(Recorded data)
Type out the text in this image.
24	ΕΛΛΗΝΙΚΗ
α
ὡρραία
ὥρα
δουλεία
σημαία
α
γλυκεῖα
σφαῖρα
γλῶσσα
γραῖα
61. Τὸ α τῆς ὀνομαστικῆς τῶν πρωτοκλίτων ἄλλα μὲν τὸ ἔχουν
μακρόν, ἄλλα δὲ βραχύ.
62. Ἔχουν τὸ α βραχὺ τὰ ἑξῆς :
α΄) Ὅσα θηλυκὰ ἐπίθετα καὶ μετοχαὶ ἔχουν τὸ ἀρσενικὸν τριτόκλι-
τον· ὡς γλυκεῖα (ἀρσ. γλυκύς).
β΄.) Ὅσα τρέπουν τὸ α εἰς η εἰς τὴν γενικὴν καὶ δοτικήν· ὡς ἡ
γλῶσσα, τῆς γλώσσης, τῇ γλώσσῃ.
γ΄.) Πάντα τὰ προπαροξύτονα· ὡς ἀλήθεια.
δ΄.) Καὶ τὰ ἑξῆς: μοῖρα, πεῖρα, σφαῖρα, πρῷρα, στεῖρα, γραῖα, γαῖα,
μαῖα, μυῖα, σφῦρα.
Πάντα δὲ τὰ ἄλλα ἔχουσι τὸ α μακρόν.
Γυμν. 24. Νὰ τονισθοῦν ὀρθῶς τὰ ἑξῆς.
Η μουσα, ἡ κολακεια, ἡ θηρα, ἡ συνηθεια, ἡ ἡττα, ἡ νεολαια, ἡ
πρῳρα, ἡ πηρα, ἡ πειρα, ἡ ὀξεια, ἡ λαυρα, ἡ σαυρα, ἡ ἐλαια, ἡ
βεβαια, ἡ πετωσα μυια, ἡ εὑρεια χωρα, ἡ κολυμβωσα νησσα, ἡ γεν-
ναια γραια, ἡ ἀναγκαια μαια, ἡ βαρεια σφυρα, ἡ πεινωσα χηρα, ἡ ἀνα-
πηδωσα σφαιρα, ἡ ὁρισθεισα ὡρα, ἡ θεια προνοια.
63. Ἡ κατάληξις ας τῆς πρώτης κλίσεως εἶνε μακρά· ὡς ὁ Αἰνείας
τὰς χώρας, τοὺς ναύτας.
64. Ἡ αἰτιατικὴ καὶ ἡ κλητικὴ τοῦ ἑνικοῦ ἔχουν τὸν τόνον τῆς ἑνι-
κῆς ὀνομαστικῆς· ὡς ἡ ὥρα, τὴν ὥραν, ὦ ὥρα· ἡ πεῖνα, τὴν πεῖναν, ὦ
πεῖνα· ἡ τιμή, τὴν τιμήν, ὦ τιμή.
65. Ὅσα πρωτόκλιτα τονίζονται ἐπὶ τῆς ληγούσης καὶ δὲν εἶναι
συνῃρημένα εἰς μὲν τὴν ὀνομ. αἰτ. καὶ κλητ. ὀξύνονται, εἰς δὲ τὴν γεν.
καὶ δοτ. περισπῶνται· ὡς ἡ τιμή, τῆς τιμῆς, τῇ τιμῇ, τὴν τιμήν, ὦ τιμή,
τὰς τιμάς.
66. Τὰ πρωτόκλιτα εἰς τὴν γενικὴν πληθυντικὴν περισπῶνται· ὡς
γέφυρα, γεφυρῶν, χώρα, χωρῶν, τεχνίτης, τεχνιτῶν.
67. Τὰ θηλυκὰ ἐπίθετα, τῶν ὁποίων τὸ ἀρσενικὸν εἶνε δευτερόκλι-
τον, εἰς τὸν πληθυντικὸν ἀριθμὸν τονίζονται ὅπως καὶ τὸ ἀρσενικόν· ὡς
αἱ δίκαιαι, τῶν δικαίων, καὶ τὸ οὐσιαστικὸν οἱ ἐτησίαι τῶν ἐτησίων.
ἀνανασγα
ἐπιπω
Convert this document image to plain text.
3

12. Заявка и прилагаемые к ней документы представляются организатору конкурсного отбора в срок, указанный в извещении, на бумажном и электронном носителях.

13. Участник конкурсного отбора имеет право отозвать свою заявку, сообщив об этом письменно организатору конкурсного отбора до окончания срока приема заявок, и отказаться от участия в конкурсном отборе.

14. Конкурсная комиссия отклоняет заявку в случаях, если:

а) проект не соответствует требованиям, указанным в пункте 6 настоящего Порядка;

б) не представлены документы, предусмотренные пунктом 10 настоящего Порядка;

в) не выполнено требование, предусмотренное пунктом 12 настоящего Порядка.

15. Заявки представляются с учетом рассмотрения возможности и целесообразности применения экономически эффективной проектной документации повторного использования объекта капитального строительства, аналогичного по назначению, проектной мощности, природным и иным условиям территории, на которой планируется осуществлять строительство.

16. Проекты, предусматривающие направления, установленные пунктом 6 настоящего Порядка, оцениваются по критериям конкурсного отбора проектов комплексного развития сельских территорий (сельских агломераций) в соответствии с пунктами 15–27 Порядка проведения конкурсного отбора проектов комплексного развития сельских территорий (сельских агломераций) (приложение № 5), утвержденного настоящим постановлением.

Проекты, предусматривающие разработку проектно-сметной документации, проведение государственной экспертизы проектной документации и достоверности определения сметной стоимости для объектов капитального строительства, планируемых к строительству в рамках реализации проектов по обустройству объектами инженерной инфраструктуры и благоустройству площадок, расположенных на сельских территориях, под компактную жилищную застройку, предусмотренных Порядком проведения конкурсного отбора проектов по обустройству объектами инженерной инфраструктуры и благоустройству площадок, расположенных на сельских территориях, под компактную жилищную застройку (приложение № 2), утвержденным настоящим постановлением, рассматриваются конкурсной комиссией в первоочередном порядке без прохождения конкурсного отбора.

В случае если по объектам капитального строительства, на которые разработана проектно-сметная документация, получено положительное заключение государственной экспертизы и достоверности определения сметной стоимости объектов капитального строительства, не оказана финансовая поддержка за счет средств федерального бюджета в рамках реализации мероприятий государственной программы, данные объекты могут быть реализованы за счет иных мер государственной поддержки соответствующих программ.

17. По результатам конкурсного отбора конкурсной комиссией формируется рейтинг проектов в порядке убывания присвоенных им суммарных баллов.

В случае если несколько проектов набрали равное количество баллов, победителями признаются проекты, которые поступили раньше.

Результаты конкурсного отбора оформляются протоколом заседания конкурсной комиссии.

* **AIM**
Return each line that includes "ἀρσενικὸν".

* **RESPONSE TO THE TASK**
α΄) Ὅσα θηλυκὰ ἐπίθετα καὶ μετοχαὶ ἔχουν τὸ ἀρσενικὸν τριτόκλι-
67. Τὰ θηλυκὰ ἐπίθετα, τῶν ὁποίων τὸ ἀρσενικὸν εἶνε δευτερόκλι-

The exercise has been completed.